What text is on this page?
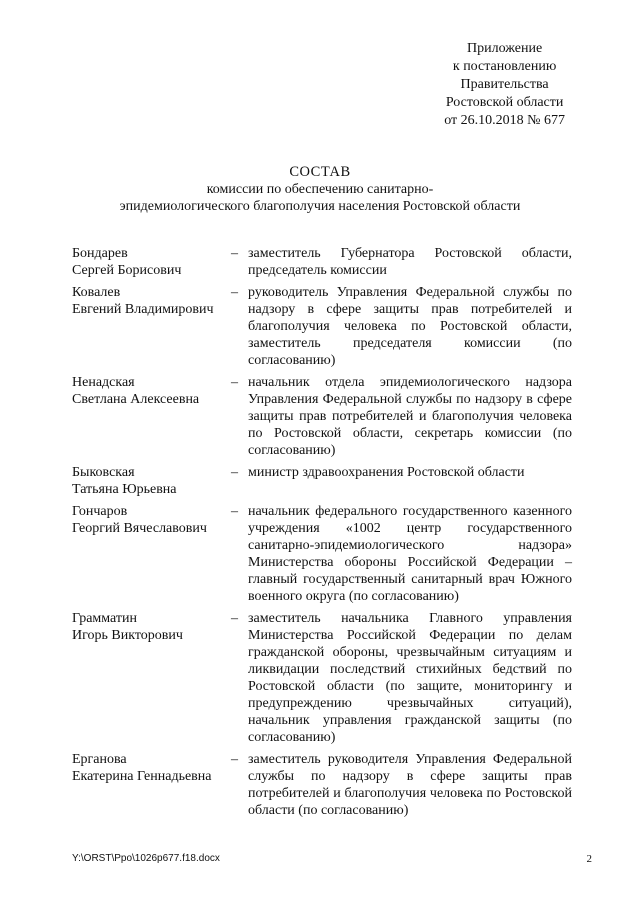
Приложение
к постановлению
Правительства
Ростовской области
от 26.10.2018 № 677
СОСТАВ
комиссии по обеспечению санитарно-
эпидемиологического благополучия населения Ростовской области
Бондарев
Сергей Борисович
– заместитель Губернатора Ростовской области, председатель комиссии
Ковалев
Евгений Владимирович
– руководитель Управления Федеральной службы по надзору в сфере защиты прав потребителей и благополучия человека по Ростовской области, заместитель председателя комиссии (по согласованию)
Ненадская
Светлана Алексеевна
– начальник отдела эпидемиологического надзора Управления Федеральной службы по надзору в сфере защиты прав потребителей и благополучия человека по Ростовской области, секретарь комиссии (по согласованию)
Быковская
Татьяна Юрьевна
– министр здравоохранения Ростовской области
Гончаров
Георгий Вячеславович
– начальник федерального государственного казенного учреждения «1002 центр государственного санитарно-эпидемиологического надзора» Министерства обороны Российской Федерации – главный государственный санитарный врач Южного военного округа (по согласованию)
Грамматин
Игорь Викторович
– заместитель начальника Главного управления Министерства Российской Федерации по делам гражданской обороны, чрезвычайным ситуациям и ликвидации последствий стихийных бедствий по Ростовской области (по защите, мониторингу и предупреждению чрезвычайных ситуаций), начальник управления гражданской защиты (по согласованию)
Ерганова
Екатерина Геннадьевна
– заместитель руководителя Управления Федеральной службы по надзору в сфере защиты прав потребителей и благополучия человека по Ростовской области (по согласованию)
Y:\ORST\Ppo\1026p677.f18.docx	2
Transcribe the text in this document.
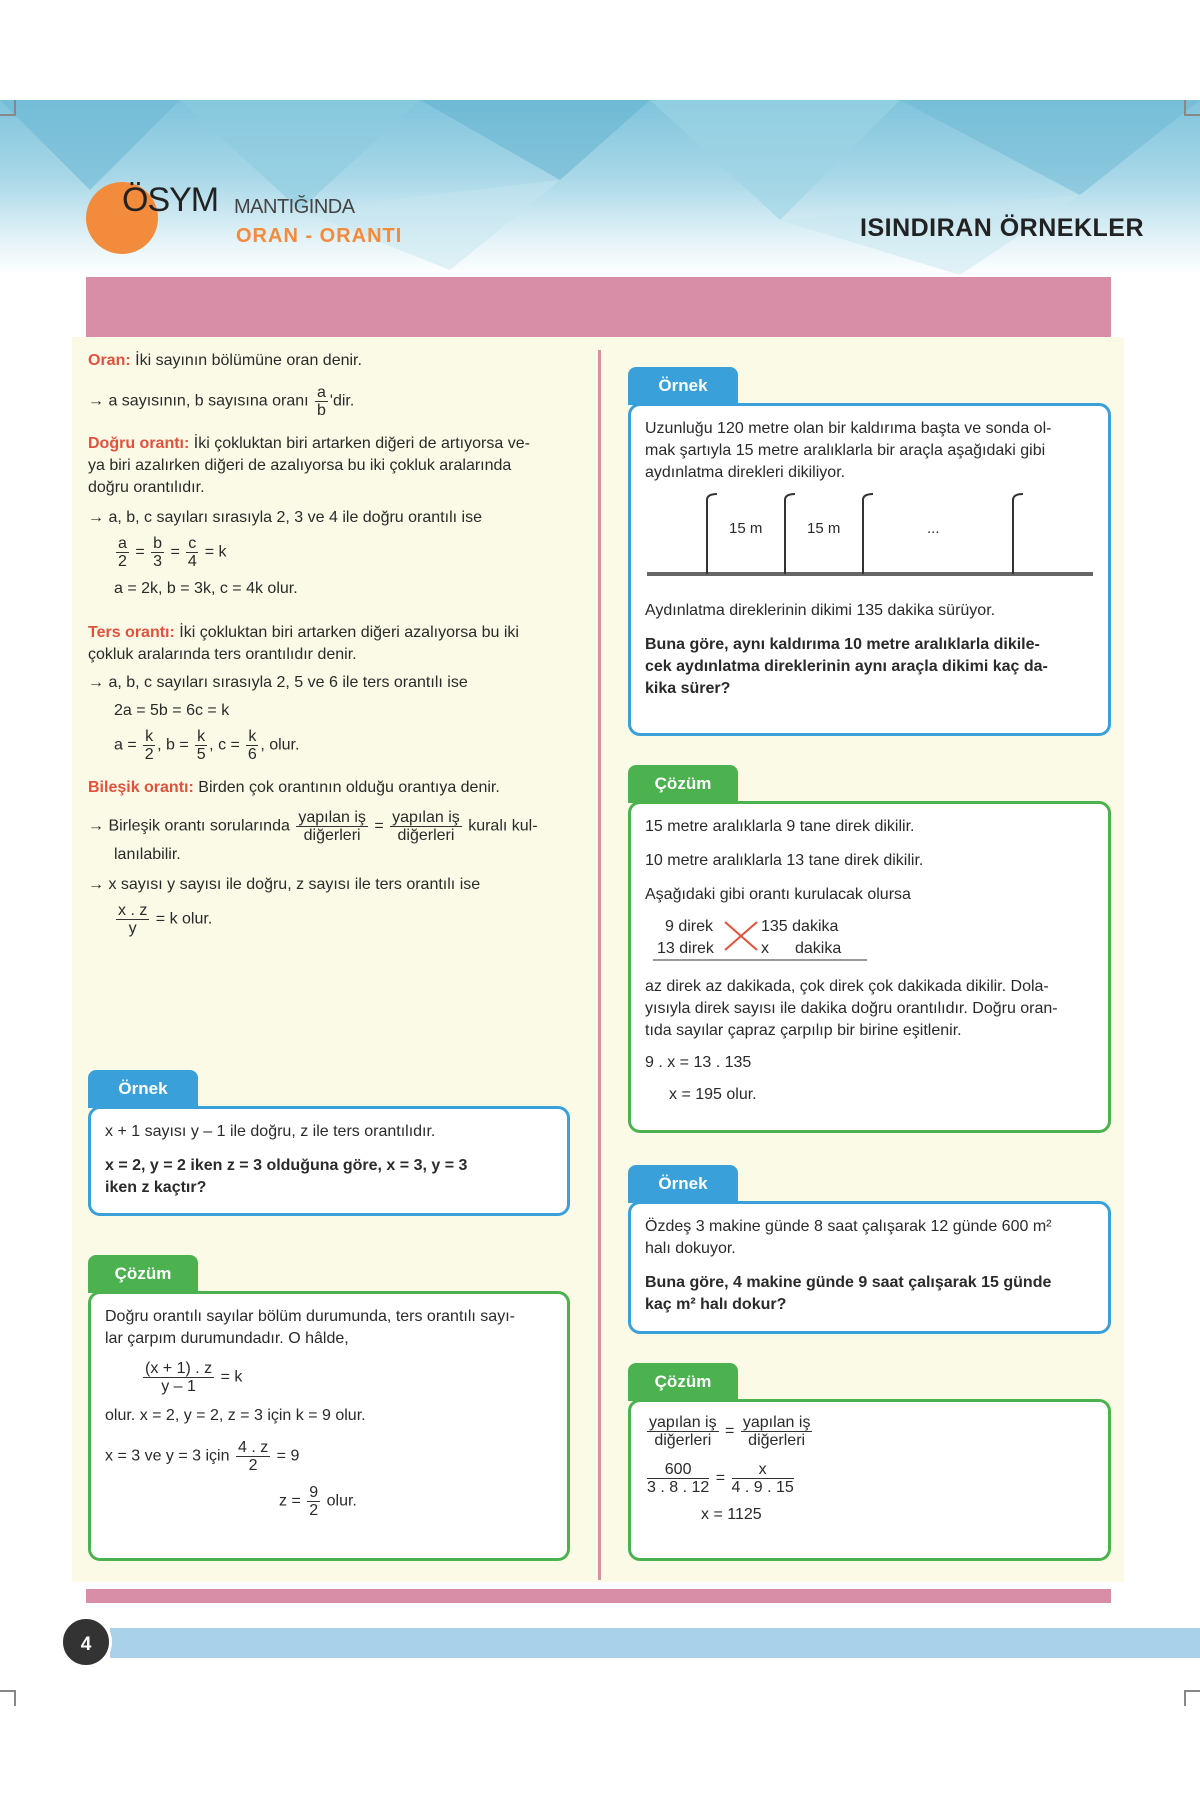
ÖSYM MANTIĞINDA
ORAN - ORANTI	ISINDIRAN ÖRNEKLER
Oran: İki sayının bölümüne oran denir.
→ a sayısının, b sayısına oranı $\frac{a}{b}$ 'dir.
Doğru orantı: İki çokluktan biri artarken diğeri de artıyorsa ve-
ya biri azalırken diğeri de azalıyorsa bu iki çokluk aralarında
doğru orantılıdır.
→ a, b, c sayıları sırasıyla 2, 3 ve 4 ile doğru orantılı ise
$\frac{a}{2} = \frac{b}{3} = \frac{c}{4} = k$
a = 2k, b = 3k, c = 4k olur.
Ters orantı: İki çokluktan biri artarken diğeri azalıyorsa bu iki
çokluk aralarında ters orantılıdır denir.
→ a, b, c sayıları sırasıyla 2, 5 ve 6 ile ters orantılı ise
2a = 5b = 6c = k
$a = \frac{k}{2}$ , $b = \frac{k}{5}$ , $c = \frac{k}{6}$ , olur.
Bileşik orantı: Birden çok orantının olduğu orantıya denir.
→ Birleşik orantı sorularında $\frac{\text{yapılan iş}}{\text{diğerleri}} = \frac{\text{yapılan iş}}{\text{diğerleri}}$ kuralı kul-
lanılabilir.
→ x sayısı y sayısı ile doğru, z sayısı ile ters orantılı ise
$\frac{x . z}{y} = k$ olur.
Örnek
x + 1 sayısı y – 1 ile doğru, z ile ters orantılıdır.
x = 2, y = 2 iken z = 3 olduğuna göre, x = 3, y = 3
iken z kaçtır?
Çözüm
Doğru orantılı sayılar bölüm durumunda, ters orantılı sayı-
lar çarpım durumundadır. O hâlde,
$\frac{(x + 1) . z}{y - 1} = k$
olur. x = 2, y = 2, z = 3 için k = 9 olur.
x = 3 ve y = 3 için $\frac{4 . z}{2} = 9$
$z = \frac{9}{2}$ olur.
Örnek
Uzunluğu 120 metre olan bir kaldırıma başta ve sonda ol-
mak şartıyla 15 metre aralıklarla bir araçla aşağıdaki gibi
aydınlatma direkleri dikiliyor.
15 m	15 m	...
Aydınlatma direklerinin dikimi 135 dakika sürüyor.
Buna göre, aynı kaldırıma 10 metre aralıklarla dikile-
cek aydınlatma direklerinin aynı araçla dikimi kaç da-
kika sürer?
Çözüm
15 metre aralıklarla 9 tane direk dikilir.
10 metre aralıklarla 13 tane direk dikilir.
Aşağıdaki gibi orantı kurulacak olursa
9 direk	135 dakika
13 direk	x dakika
az direk az dakikada, çok direk çok dakikada dikilir. Dola-
yısıyla direk sayısı ile dakika doğru orantılıdır. Doğru oran-
tıda sayılar çapraz çarpılıp bir birine eşitlenir.
9 . x = 13 . 135
x = 195 olur.
Örnek
Özdeş 3 makine günde 8 saat çalışarak 12 günde 600 m²
halı dokuyor.
Buna göre, 4 makine günde 9 saat çalışarak 15 günde
kaç m² halı dokur?
Çözüm
$\frac{\text{yapılan iş}}{\text{diğerleri}} = \frac{\text{yapılan iş}}{\text{diğerleri}}$
$\frac{600}{3 . 8 . 12} = \frac{x}{4 . 9 . 15}$
x = 1125
4
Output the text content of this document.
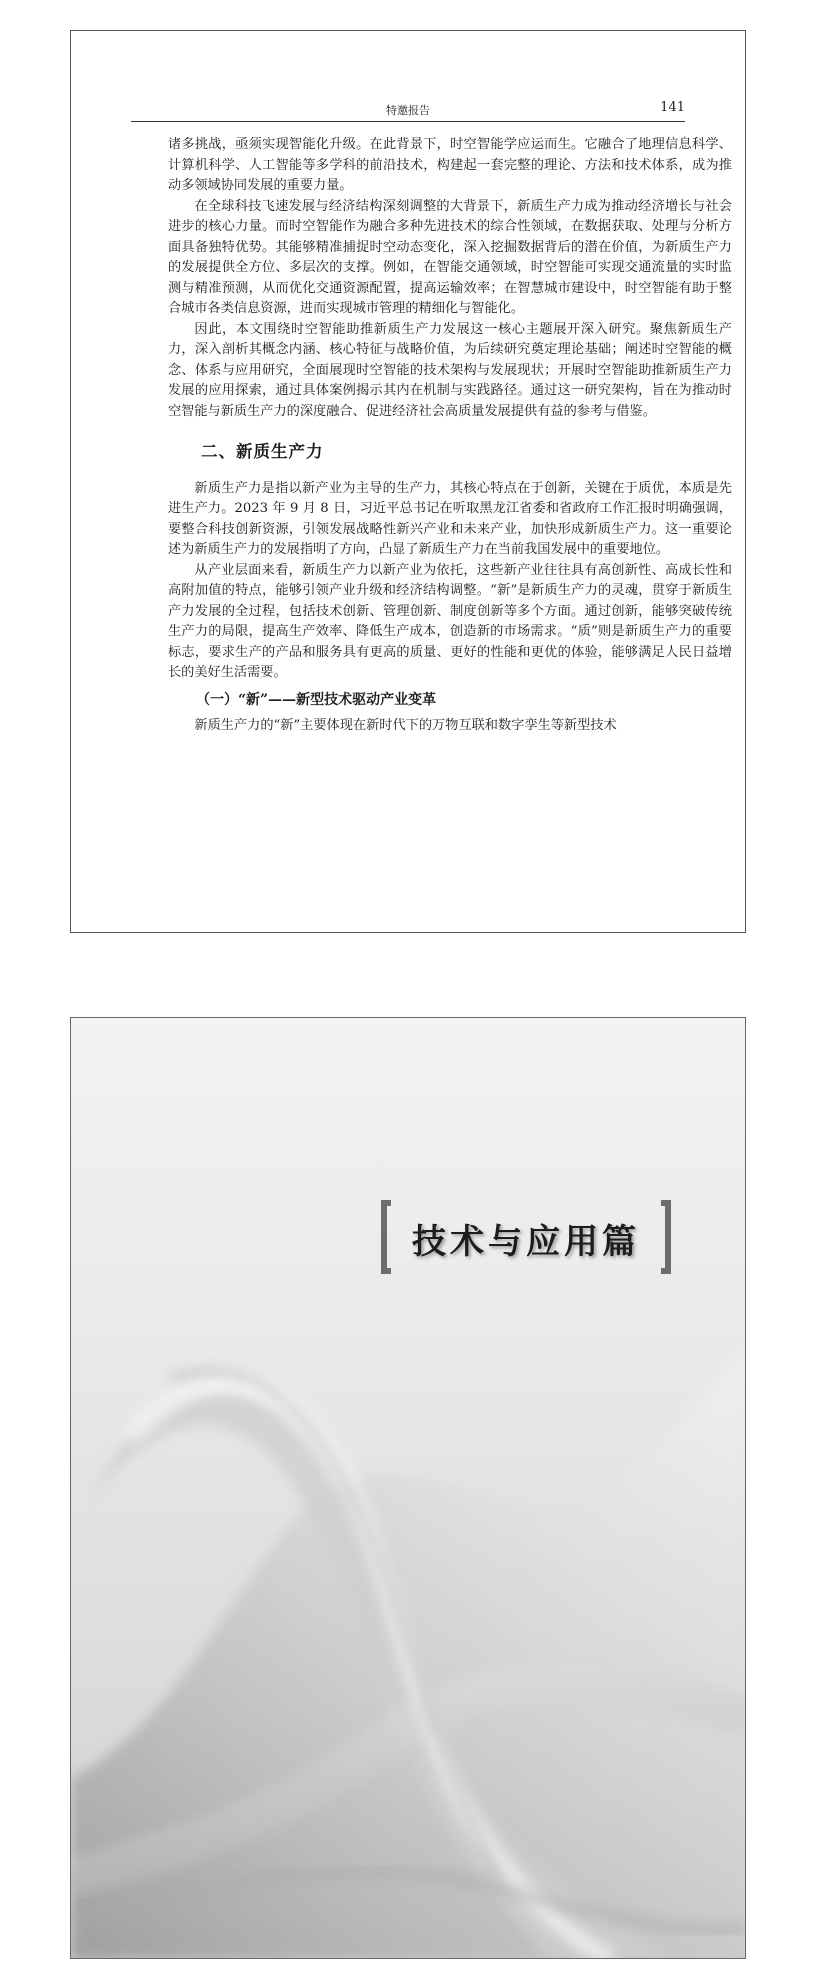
特邀报告	141

诸多挑战，亟须实现智能化升级。在此背景下，时空智能学应运而生。它融合了地理信息科学、计算机科学、人工智能等多学科的前沿技术，构建起一套完整的理论、方法和技术体系，成为推动多领域协同发展的重要力量。

在全球科技飞速发展与经济结构深刻调整的大背景下，新质生产力成为推动经济增长与社会进步的核心力量。而时空智能作为融合多种先进技术的综合性领域，在数据获取、处理与分析方面具备独特优势。其能够精准捕捉时空动态变化，深入挖掘数据背后的潜在价值，为新质生产力的发展提供全方位、多层次的支撑。例如，在智能交通领域，时空智能可实现交通流量的实时监测与精准预测，从而优化交通资源配置，提高运输效率；在智慧城市建设中，时空智能有助于整合城市各类信息资源，进而实现城市管理的精细化与智能化。

因此，本文围绕时空智能助推新质生产力发展这一核心主题展开深入研究。聚焦新质生产力，深入剖析其概念内涵、核心特征与战略价值，为后续研究奠定理论基础；阐述时空智能的概念、体系与应用研究，全面展现时空智能的技术架构与发展现状；开展时空智能助推新质生产力发展的应用探索，通过具体案例揭示其内在机制与实践路径。通过这一研究架构，旨在为推动时空智能与新质生产力的深度融合、促进经济社会高质量发展提供有益的参考与借鉴。

二、新质生产力

新质生产力是指以新产业为主导的生产力，其核心特点在于创新，关键在于质优，本质是先进生产力。2023 年 9 月 8 日，习近平总书记在听取黑龙江省委和省政府工作汇报时明确强调，要整合科技创新资源，引领发展战略性新兴产业和未来产业，加快形成新质生产力。这一重要论述为新质生产力的发展指明了方向，凸显了新质生产力在当前我国发展中的重要地位。

从产业层面来看，新质生产力以新产业为依托，这些新产业往往具有高创新性、高成长性和高附加值的特点，能够引领产业升级和经济结构调整。“新”是新质生产力的灵魂，贯穿于新质生产力发展的全过程，包括技术创新、管理创新、制度创新等多个方面。通过创新，能够突破传统生产力的局限，提高生产效率、降低生产成本，创造新的市场需求。“质”则是新质生产力的重要标志，要求生产的产品和服务具有更高的质量、更好的性能和更优的体验，能够满足人民日益增长的美好生活需要。

（一）“新”——新型技术驱动产业变革

新质生产力的“新”主要体现在新时代下的万物互联和数字孪生等新型技术

技术与应用篇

OBJECTIVE – Identify and copy lines that hold the string "потребителей".

IN RESPONSE –
– руководитель Управления Федеральной службы по надзору в сфере защиты прав потребителей и благополучия человека по Ростовской области, заместитель председателя комиссии (по согласованию)
– начальник отдела эпидемиологического надзора Управления Федеральной службы по надзору в сфере защиты прав потребителей и благополучия человека по Ростовской области, секретарь комиссии (по согласованию)
– заместитель руководителя Управления Федеральной службы по надзору в сфере защиты прав потребителей и благополучия человека по Ростовской области (по согласованию)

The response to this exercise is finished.